[Dataset entries on figures]
________________

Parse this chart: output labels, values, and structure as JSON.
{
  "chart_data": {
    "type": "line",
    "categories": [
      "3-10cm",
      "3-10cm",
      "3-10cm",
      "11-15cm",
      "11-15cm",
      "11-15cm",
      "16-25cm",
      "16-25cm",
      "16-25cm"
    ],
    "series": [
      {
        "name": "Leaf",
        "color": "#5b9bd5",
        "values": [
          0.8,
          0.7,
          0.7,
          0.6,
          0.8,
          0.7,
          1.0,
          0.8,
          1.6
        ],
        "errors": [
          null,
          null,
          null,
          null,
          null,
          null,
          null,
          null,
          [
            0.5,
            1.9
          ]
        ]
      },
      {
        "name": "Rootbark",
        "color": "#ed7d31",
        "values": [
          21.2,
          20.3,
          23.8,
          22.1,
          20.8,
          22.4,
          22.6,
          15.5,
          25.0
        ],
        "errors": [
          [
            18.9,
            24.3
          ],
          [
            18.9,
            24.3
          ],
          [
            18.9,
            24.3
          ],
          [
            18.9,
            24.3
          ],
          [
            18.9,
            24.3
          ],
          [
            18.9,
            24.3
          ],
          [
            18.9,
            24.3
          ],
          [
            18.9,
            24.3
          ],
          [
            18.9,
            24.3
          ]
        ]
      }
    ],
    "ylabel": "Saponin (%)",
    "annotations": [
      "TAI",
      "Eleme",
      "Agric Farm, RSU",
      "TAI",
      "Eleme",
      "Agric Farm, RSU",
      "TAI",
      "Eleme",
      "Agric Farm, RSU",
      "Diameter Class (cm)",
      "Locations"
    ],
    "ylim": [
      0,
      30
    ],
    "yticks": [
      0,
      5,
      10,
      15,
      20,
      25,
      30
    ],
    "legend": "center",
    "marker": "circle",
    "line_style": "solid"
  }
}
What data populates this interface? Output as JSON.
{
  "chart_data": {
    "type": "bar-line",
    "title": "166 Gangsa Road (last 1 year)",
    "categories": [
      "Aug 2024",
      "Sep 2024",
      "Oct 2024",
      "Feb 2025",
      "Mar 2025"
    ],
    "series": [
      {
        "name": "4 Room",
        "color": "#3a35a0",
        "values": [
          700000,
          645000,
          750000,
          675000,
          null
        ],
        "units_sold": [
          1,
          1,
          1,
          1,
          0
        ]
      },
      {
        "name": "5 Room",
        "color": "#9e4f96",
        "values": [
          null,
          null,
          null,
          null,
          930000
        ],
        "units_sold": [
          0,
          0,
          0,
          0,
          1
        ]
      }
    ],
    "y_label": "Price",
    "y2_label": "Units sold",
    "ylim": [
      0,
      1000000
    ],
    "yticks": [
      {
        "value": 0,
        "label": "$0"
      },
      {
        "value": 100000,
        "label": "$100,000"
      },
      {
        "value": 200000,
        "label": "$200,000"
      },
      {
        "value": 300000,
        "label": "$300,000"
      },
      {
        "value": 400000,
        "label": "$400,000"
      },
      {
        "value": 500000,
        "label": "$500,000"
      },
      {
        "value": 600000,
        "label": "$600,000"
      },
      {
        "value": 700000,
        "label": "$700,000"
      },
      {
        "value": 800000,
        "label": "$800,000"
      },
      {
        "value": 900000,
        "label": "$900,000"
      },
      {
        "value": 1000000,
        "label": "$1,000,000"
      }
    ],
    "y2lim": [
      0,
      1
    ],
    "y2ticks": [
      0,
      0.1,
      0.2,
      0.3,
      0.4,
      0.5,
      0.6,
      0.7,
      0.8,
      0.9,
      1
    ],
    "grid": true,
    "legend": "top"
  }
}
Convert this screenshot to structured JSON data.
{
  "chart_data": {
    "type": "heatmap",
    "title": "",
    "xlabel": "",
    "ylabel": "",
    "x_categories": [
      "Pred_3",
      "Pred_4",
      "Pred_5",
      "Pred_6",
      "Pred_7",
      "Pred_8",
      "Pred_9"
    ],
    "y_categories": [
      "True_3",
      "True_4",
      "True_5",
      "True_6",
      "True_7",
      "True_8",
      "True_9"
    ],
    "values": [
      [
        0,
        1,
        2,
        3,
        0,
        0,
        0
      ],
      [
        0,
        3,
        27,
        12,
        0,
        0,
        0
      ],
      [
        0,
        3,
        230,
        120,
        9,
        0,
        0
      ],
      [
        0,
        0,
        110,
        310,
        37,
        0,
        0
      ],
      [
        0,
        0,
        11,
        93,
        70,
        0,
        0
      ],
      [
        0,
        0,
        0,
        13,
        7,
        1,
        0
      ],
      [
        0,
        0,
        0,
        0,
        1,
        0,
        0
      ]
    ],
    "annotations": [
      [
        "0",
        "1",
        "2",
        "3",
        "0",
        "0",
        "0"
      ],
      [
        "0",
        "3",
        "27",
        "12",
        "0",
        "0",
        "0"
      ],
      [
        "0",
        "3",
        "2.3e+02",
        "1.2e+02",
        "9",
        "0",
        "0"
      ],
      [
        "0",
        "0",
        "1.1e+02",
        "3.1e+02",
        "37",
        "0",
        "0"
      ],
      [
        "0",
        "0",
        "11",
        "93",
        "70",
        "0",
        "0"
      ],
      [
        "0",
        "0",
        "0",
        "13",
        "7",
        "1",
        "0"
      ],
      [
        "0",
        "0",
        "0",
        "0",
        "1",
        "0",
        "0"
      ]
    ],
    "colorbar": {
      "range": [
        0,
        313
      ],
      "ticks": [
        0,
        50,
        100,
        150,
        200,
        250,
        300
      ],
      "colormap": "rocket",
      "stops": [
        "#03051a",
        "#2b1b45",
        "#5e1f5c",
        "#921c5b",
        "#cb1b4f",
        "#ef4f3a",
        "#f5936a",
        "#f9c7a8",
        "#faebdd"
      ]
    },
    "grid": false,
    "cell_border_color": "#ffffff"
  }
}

________________

> Exercise objective
Using the listing above, pick out each line that contains the word "JSON", then copy it.

> Task answer
Parse this chart: output labels, values, and structure as JSON.
What data populates this interface? Output as JSON.
Convert this screenshot to structured JSON data.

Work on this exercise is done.